Available data:

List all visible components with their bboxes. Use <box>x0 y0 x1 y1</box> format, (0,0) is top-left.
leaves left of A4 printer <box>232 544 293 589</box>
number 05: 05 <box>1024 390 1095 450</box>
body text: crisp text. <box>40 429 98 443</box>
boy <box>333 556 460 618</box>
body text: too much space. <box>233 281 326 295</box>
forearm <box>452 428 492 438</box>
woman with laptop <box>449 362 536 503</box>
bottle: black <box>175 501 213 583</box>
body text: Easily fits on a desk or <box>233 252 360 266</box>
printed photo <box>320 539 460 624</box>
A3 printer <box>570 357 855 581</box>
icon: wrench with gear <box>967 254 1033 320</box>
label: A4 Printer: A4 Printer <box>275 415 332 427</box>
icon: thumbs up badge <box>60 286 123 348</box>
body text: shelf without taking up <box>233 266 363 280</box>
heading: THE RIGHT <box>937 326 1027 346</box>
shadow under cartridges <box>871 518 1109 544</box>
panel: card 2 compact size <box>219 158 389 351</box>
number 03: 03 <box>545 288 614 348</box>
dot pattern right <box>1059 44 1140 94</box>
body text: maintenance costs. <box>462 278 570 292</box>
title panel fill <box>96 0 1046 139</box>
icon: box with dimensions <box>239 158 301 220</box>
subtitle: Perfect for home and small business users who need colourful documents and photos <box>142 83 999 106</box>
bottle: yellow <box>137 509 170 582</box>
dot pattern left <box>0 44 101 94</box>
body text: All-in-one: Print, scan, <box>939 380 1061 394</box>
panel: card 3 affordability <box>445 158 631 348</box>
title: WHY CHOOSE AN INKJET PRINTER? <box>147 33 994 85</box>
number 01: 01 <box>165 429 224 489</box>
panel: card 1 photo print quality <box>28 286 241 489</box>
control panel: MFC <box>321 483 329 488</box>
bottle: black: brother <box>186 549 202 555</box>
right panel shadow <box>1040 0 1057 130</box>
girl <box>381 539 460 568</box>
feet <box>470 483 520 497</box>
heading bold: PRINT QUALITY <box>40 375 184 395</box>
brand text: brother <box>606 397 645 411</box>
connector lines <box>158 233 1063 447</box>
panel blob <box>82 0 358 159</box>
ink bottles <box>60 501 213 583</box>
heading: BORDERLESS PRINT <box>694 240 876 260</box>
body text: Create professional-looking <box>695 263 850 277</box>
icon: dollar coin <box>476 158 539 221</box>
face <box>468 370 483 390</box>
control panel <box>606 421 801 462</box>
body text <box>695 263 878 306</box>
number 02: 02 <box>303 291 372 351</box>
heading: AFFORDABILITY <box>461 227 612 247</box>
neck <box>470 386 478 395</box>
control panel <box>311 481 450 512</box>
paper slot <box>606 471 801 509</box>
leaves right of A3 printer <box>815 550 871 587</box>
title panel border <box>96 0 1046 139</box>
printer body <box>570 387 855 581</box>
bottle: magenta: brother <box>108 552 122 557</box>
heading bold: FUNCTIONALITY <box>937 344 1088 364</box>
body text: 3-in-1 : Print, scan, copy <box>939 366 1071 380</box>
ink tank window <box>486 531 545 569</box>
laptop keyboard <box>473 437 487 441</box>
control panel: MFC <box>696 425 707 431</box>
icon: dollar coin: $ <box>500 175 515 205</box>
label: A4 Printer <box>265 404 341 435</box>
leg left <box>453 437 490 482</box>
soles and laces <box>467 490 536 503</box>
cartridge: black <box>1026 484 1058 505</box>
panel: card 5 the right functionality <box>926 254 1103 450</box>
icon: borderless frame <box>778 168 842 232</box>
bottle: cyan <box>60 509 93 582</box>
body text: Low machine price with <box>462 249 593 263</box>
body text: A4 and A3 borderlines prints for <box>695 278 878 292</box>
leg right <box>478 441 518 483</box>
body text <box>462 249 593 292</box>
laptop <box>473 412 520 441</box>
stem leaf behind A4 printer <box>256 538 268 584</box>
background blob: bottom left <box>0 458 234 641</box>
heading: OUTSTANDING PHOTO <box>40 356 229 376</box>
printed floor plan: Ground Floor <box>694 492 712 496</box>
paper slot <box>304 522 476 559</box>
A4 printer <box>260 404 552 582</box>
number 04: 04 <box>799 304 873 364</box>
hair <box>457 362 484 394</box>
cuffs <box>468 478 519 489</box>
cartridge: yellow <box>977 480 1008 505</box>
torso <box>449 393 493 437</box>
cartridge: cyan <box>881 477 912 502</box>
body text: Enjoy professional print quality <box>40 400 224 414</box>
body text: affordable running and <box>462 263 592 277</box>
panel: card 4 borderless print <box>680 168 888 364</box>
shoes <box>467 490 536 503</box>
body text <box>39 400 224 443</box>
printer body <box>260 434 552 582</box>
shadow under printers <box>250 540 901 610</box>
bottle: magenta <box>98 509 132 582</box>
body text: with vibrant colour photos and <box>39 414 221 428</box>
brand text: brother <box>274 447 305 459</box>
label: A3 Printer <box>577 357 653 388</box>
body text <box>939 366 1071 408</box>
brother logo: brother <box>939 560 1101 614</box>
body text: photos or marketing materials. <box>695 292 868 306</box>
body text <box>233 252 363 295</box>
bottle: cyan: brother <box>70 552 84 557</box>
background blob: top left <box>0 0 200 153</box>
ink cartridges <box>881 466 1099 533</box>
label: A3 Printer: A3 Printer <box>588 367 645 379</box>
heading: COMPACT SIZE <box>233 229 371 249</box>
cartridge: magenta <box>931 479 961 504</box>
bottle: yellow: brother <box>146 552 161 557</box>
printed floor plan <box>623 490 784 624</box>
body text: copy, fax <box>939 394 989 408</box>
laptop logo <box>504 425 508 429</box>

Aim of the exercise: Edit all of the items above, replacing every "body text" with "paragraph" and leaving everything else unchanged.

Output below:
List all visible components with their bboxes. Use <box>x0 y0 x1 y1</box> format, (0,0) is top-left.
leaves left of A4 printer <box>232 544 293 589</box>
number 05: 05 <box>1024 390 1095 450</box>
paragraph: crisp text. <box>40 429 98 443</box>
boy <box>333 556 460 618</box>
paragraph: too much space. <box>233 281 326 295</box>
forearm <box>452 428 492 438</box>
woman with laptop <box>449 362 536 503</box>
bottle: black <box>175 501 213 583</box>
paragraph: Easily fits on a desk or <box>233 252 360 266</box>
printed photo <box>320 539 460 624</box>
A3 printer <box>570 357 855 581</box>
icon: wrench with gear <box>967 254 1033 320</box>
label: A4 Printer: A4 Printer <box>275 415 332 427</box>
icon: thumbs up badge <box>60 286 123 348</box>
paragraph: shelf without taking up <box>233 266 363 280</box>
heading: THE RIGHT <box>937 326 1027 346</box>
shadow under cartridges <box>871 518 1109 544</box>
panel: card 2 compact size <box>219 158 389 351</box>
number 03: 03 <box>545 288 614 348</box>
dot pattern right <box>1059 44 1140 94</box>
paragraph: maintenance costs. <box>462 278 570 292</box>
title panel fill <box>96 0 1046 139</box>
icon: box with dimensions <box>239 158 301 220</box>
subtitle: Perfect for home and small business users who need colourful documents and photos <box>142 83 999 106</box>
bottle: yellow <box>137 509 170 582</box>
dot pattern left <box>0 44 101 94</box>
paragraph: All-in-one: Print, scan, <box>939 380 1061 394</box>
panel: card 3 affordability <box>445 158 631 348</box>
title: WHY CHOOSE AN INKJET PRINTER? <box>147 33 994 85</box>
number 01: 01 <box>165 429 224 489</box>
panel: card 1 photo print quality <box>28 286 241 489</box>
control panel: MFC <box>321 483 329 488</box>
bottle: black: brother <box>186 549 202 555</box>
right panel shadow <box>1040 0 1057 130</box>
girl <box>381 539 460 568</box>
feet <box>470 483 520 497</box>
heading bold: PRINT QUALITY <box>40 375 184 395</box>
brand text: brother <box>606 397 645 411</box>
connector lines <box>158 233 1063 447</box>
panel blob <box>82 0 358 159</box>
ink bottles <box>60 501 213 583</box>
heading: BORDERLESS PRINT <box>694 240 876 260</box>
paragraph: Create professional-looking <box>695 263 850 277</box>
icon: dollar coin <box>476 158 539 221</box>
face <box>468 370 483 390</box>
control panel <box>606 421 801 462</box>
paragraph <box>695 263 878 306</box>
number 02: 02 <box>303 291 372 351</box>
heading: AFFORDABILITY <box>461 227 612 247</box>
neck <box>470 386 478 395</box>
control panel <box>311 481 450 512</box>
paper slot <box>606 471 801 509</box>
leaves right of A3 printer <box>815 550 871 587</box>
title panel border <box>96 0 1046 139</box>
printer body <box>570 387 855 581</box>
bottle: magenta: brother <box>108 552 122 557</box>
heading bold: FUNCTIONALITY <box>937 344 1088 364</box>
paragraph: 3-in-1 : Print, scan, copy <box>939 366 1071 380</box>
ink tank window <box>486 531 545 569</box>
laptop keyboard <box>473 437 487 441</box>
control panel: MFC <box>696 425 707 431</box>
icon: dollar coin: $ <box>500 175 515 205</box>
label: A4 Printer <box>265 404 341 435</box>
leg left <box>453 437 490 482</box>
soles and laces <box>467 490 536 503</box>
cartridge: black <box>1026 484 1058 505</box>
panel: card 5 the right functionality <box>926 254 1103 450</box>
icon: borderless frame <box>778 168 842 232</box>
bottle: cyan <box>60 509 93 582</box>
paragraph: Low machine price with <box>462 249 593 263</box>
paragraph: A4 and A3 borderlines prints for <box>695 278 878 292</box>
leg right <box>478 441 518 483</box>
paragraph <box>462 249 593 292</box>
laptop <box>473 412 520 441</box>
stem leaf behind A4 printer <box>256 538 268 584</box>
background blob: bottom left <box>0 458 234 641</box>
heading: OUTSTANDING PHOTO <box>40 356 229 376</box>
printed floor plan: Ground Floor <box>694 492 712 496</box>
paper slot <box>304 522 476 559</box>
A4 printer <box>260 404 552 582</box>
number 04: 04 <box>799 304 873 364</box>
hair <box>457 362 484 394</box>
cuffs <box>468 478 519 489</box>
cartridge: yellow <box>977 480 1008 505</box>
torso <box>449 393 493 437</box>
cartridge: cyan <box>881 477 912 502</box>
paragraph: Enjoy professional print quality <box>40 400 224 414</box>
paragraph: affordable running and <box>462 263 592 277</box>
panel: card 4 borderless print <box>680 168 888 364</box>
shoes <box>467 490 536 503</box>
paragraph <box>39 400 224 443</box>
printer body <box>260 434 552 582</box>
shadow under printers <box>250 540 901 610</box>
bottle: magenta <box>98 509 132 582</box>
paragraph: with vibrant colour photos and <box>39 414 221 428</box>
brand text: brother <box>274 447 305 459</box>
label: A3 Printer <box>577 357 653 388</box>
paragraph <box>939 366 1071 408</box>
brother logo: brother <box>939 560 1101 614</box>
paragraph: photos or marketing materials. <box>695 292 868 306</box>
paragraph <box>233 252 363 295</box>
bottle: cyan: brother <box>70 552 84 557</box>
background blob: top left <box>0 0 200 153</box>
ink cartridges <box>881 466 1099 533</box>
label: A3 Printer: A3 Printer <box>588 367 645 379</box>
heading: COMPACT SIZE <box>233 229 371 249</box>
cartridge: magenta <box>931 479 961 504</box>
bottle: yellow: brother <box>146 552 161 557</box>
printed floor plan <box>623 490 784 624</box>
paragraph: copy, fax <box>939 394 989 408</box>
laptop logo <box>504 425 508 429</box>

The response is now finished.